• EXERCISE:
Print the listing that follows, character for character.

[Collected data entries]

════

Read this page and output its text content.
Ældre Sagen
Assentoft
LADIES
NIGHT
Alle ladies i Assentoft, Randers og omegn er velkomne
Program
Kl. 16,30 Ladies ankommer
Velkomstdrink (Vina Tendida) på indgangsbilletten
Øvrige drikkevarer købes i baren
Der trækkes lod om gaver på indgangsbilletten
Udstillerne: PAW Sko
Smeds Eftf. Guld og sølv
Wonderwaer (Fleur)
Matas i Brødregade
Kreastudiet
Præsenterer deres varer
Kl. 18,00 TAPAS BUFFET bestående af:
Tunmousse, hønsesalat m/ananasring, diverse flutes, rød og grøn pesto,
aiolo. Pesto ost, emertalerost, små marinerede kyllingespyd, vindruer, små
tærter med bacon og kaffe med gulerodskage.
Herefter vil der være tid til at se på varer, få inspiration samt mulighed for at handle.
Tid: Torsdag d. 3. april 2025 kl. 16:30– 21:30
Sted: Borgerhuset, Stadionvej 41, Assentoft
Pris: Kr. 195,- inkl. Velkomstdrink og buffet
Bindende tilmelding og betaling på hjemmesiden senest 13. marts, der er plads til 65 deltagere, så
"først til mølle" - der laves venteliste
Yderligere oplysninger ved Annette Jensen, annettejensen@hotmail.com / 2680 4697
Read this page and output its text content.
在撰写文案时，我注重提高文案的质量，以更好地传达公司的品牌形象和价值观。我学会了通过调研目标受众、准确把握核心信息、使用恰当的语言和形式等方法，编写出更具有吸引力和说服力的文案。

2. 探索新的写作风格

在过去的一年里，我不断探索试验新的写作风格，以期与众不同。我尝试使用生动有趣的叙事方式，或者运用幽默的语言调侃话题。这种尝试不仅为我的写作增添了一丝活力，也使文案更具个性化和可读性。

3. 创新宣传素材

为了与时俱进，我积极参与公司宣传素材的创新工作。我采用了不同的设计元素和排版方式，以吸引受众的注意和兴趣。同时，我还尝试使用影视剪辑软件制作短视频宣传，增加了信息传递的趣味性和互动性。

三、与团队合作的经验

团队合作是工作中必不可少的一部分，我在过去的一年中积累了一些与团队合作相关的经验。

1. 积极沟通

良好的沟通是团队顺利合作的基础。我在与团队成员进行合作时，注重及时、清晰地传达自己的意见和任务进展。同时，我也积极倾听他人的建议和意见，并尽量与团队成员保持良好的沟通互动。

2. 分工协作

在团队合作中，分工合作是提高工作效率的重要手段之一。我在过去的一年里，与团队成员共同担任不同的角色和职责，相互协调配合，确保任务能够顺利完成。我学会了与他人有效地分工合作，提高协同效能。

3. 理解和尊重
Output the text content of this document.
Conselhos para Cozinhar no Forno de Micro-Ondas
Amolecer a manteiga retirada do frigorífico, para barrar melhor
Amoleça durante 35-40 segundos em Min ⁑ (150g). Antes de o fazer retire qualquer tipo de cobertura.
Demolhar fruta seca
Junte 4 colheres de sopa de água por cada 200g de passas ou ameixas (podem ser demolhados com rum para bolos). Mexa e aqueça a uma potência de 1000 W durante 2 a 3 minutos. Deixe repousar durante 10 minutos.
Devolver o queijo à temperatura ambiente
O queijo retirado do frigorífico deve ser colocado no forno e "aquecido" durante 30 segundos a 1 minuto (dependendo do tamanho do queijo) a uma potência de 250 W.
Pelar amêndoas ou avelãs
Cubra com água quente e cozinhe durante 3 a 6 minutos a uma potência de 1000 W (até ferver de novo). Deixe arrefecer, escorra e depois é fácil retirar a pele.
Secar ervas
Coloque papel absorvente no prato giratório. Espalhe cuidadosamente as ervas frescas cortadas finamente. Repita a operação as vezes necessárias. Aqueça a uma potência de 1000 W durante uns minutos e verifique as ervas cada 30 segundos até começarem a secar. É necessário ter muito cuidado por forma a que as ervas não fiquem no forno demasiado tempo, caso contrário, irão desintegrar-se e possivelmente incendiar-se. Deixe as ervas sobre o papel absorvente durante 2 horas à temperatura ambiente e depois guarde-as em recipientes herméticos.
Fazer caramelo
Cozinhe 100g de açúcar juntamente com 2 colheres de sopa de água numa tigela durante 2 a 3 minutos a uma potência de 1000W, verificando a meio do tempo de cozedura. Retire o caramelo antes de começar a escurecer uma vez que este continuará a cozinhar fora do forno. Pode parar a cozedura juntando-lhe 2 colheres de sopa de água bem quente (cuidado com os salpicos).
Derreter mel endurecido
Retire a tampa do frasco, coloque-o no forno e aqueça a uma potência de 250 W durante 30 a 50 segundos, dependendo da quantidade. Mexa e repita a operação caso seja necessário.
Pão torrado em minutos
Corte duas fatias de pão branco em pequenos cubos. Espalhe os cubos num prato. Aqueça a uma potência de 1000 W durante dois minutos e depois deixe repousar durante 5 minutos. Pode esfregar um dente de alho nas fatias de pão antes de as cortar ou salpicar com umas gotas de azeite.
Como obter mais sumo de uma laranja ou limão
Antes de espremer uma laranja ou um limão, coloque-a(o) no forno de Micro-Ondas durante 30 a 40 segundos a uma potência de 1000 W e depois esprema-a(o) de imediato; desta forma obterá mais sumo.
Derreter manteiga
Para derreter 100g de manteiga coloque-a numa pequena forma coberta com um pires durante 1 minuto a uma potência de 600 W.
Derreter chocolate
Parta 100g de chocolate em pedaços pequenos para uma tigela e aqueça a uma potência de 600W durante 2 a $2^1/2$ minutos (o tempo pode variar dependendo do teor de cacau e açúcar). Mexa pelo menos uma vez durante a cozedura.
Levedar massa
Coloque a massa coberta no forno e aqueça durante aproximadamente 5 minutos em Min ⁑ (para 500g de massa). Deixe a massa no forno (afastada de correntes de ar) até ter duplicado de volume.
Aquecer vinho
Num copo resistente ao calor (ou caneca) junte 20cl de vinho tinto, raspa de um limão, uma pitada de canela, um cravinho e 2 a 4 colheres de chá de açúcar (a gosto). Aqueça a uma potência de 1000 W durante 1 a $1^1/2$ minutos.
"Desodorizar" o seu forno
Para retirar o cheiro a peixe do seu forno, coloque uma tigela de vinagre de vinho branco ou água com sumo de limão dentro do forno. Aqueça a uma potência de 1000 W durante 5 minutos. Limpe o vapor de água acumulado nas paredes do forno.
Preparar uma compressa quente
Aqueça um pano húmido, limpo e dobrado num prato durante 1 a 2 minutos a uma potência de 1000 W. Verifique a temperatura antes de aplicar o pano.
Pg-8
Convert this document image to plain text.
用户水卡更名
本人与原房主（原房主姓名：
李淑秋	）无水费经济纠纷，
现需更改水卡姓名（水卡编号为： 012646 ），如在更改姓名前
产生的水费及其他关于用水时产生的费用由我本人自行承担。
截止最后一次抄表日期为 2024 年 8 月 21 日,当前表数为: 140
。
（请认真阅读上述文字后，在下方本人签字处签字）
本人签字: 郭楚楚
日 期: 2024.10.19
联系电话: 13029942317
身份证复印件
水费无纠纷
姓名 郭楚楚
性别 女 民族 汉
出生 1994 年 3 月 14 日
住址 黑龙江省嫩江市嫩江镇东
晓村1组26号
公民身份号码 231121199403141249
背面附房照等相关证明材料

════

• EXPECTED ANSWER:
Read this page and output its text content.
Ældre Sagen
Assentoft
LADIES
NIGHT
Alle ladies i Assentoft, Randers og omegn er velkomne
Program
Kl. 16,30 Ladies ankommer
Velkomstdrink (Vina Tendida) på indgangsbilletten
Øvrige drikkevarer købes i baren
Der trækkes lod om gaver på indgangsbilletten
Udstillerne: PAW Sko
Smeds Eftf. Guld og sølv
Wonderwaer (Fleur)
Matas i Brødregade
Kreastudiet
Præsenterer deres varer
Kl. 18,00 TAPAS BUFFET bestående af:
Tunmousse, hønsesalat m/ananasring, diverse flutes, rød og grøn pesto,
aiolo. Pesto ost, emertalerost, små marinerede kyllingespyd, vindruer, små
tærter med bacon og kaffe med gulerodskage.
Herefter vil der være tid til at se på varer, få inspiration samt mulighed for at handle.
Tid: Torsdag d. 3. april 2025 kl. 16:30– 21:30
Sted: Borgerhuset, Stadionvej 41, Assentoft
Pris: Kr. 195,- inkl. Velkomstdrink og buffet
Bindende tilmelding og betaling på hjemmesiden senest 13. marts, der er plads til 65 deltagere, så
"først til mølle" - der laves venteliste
Yderligere oplysninger ved Annette Jensen, annettejensen@hotmail.com / 2680 4697
Read this page and output its text content.
在撰写文案时，我注重提高文案的质量，以更好地传达公司的品牌形象和价值观。我学会了通过调研目标受众、准确把握核心信息、使用恰当的语言和形式等方法，编写出更具有吸引力和说服力的文案。

2. 探索新的写作风格

在过去的一年里，我不断探索试验新的写作风格，以期与众不同。我尝试使用生动有趣的叙事方式，或者运用幽默的语言调侃话题。这种尝试不仅为我的写作增添了一丝活力，也使文案更具个性化和可读性。

3. 创新宣传素材

为了与时俱进，我积极参与公司宣传素材的创新工作。我采用了不同的设计元素和排版方式，以吸引受众的注意和兴趣。同时，我还尝试使用影视剪辑软件制作短视频宣传，增加了信息传递的趣味性和互动性。

三、与团队合作的经验

团队合作是工作中必不可少的一部分，我在过去的一年中积累了一些与团队合作相关的经验。

1. 积极沟通

良好的沟通是团队顺利合作的基础。我在与团队成员进行合作时，注重及时、清晰地传达自己的意见和任务进展。同时，我也积极倾听他人的建议和意见，并尽量与团队成员保持良好的沟通互动。

2. 分工协作

在团队合作中，分工合作是提高工作效率的重要手段之一。我在过去的一年里，与团队成员共同担任不同的角色和职责，相互协调配合，确保任务能够顺利完成。我学会了与他人有效地分工合作，提高协同效能。

3. 理解和尊重
Output the text content of this document.
Conselhos para Cozinhar no Forno de Micro-Ondas
Amolecer a manteiga retirada do frigorífico, para barrar melhor
Amoleça durante 35-40 segundos em Min ⁑ (150g). Antes de o fazer retire qualquer tipo de cobertura.
Demolhar fruta seca
Junte 4 colheres de sopa de água por cada 200g de passas ou ameixas (podem ser demolhados com rum para bolos). Mexa e aqueça a uma potência de 1000 W durante 2 a 3 minutos. Deixe repousar durante 10 minutos.
Devolver o queijo à temperatura ambiente
O queijo retirado do frigorífico deve ser colocado no forno e "aquecido" durante 30 segundos a 1 minuto (dependendo do tamanho do queijo) a uma potência de 250 W.
Pelar amêndoas ou avelãs
Cubra com água quente e cozinhe durante 3 a 6 minutos a uma potência de 1000 W (até ferver de novo). Deixe arrefecer, escorra e depois é fácil retirar a pele.
Secar ervas
Coloque papel absorvente no prato giratório. Espalhe cuidadosamente as ervas frescas cortadas finamente. Repita a operação as vezes necessárias. Aqueça a uma potência de 1000 W durante uns minutos e verifique as ervas cada 30 segundos até começarem a secar. É necessário ter muito cuidado por forma a que as ervas não fiquem no forno demasiado tempo, caso contrário, irão desintegrar-se e possivelmente incendiar-se. Deixe as ervas sobre o papel absorvente durante 2 horas à temperatura ambiente e depois guarde-as em recipientes herméticos.
Fazer caramelo
Cozinhe 100g de açúcar juntamente com 2 colheres de sopa de água numa tigela durante 2 a 3 minutos a uma potência de 1000W, verificando a meio do tempo de cozedura. Retire o caramelo antes de começar a escurecer uma vez que este continuará a cozinhar fora do forno. Pode parar a cozedura juntando-lhe 2 colheres de sopa de água bem quente (cuidado com os salpicos).
Derreter mel endurecido
Retire a tampa do frasco, coloque-o no forno e aqueça a uma potência de 250 W durante 30 a 50 segundos, dependendo da quantidade. Mexa e repita a operação caso seja necessário.
Pão torrado em minutos
Corte duas fatias de pão branco em pequenos cubos. Espalhe os cubos num prato. Aqueça a uma potência de 1000 W durante dois minutos e depois deixe repousar durante 5 minutos. Pode esfregar um dente de alho nas fatias de pão antes de as cortar ou salpicar com umas gotas de azeite.
Como obter mais sumo de uma laranja ou limão
Antes de espremer uma laranja ou um limão, coloque-a(o) no forno de Micro-Ondas durante 30 a 40 segundos a uma potência de 1000 W e depois esprema-a(o) de imediato; desta forma obterá mais sumo.
Derreter manteiga
Para derreter 100g de manteiga coloque-a numa pequena forma coberta com um pires durante 1 minuto a uma potência de 600 W.
Derreter chocolate
Parta 100g de chocolate em pedaços pequenos para uma tigela e aqueça a uma potência de 600W durante 2 a $2^1/2$ minutos (o tempo pode variar dependendo do teor de cacau e açúcar). Mexa pelo menos uma vez durante a cozedura.
Levedar massa
Coloque a massa coberta no forno e aqueça durante aproximadamente 5 minutos em Min ⁑ (para 500g de massa). Deixe a massa no forno (afastada de correntes de ar) até ter duplicado de volume.
Aquecer vinho
Num copo resistente ao calor (ou caneca) junte 20cl de vinho tinto, raspa de um limão, uma pitada de canela, um cravinho e 2 a 4 colheres de chá de açúcar (a gosto). Aqueça a uma potência de 1000 W durante 1 a $1^1/2$ minutos.
"Desodorizar" o seu forno
Para retirar o cheiro a peixe do seu forno, coloque uma tigela de vinagre de vinho branco ou água com sumo de limão dentro do forno. Aqueça a uma potência de 1000 W durante 5 minutos. Limpe o vapor de água acumulado nas paredes do forno.
Preparar uma compressa quente
Aqueça um pano húmido, limpo e dobrado num prato durante 1 a 2 minutos a uma potência de 1000 W. Verifique a temperatura antes de aplicar o pano.
Pg-8
Convert this document image to plain text.
用户水卡更名
本人与原房主（原房主姓名：
李淑秋	）无水费经济纠纷，
现需更改水卡姓名（水卡编号为： 012646 ），如在更改姓名前
产生的水费及其他关于用水时产生的费用由我本人自行承担。
截止最后一次抄表日期为 2024 年 8 月 21 日,当前表数为: 140
。
（请认真阅读上述文字后，在下方本人签字处签字）
本人签字: 郭楚楚
日 期: 2024.10.19
联系电话: 13029942317
身份证复印件
水费无纠纷
姓名 郭楚楚
性别 女 民族 汉
出生 1994 年 3 月 14 日
住址 黑龙江省嫩江市嫩江镇东
晓村1组26号
公民身份号码 231121199403141249
背面附房照等相关证明材料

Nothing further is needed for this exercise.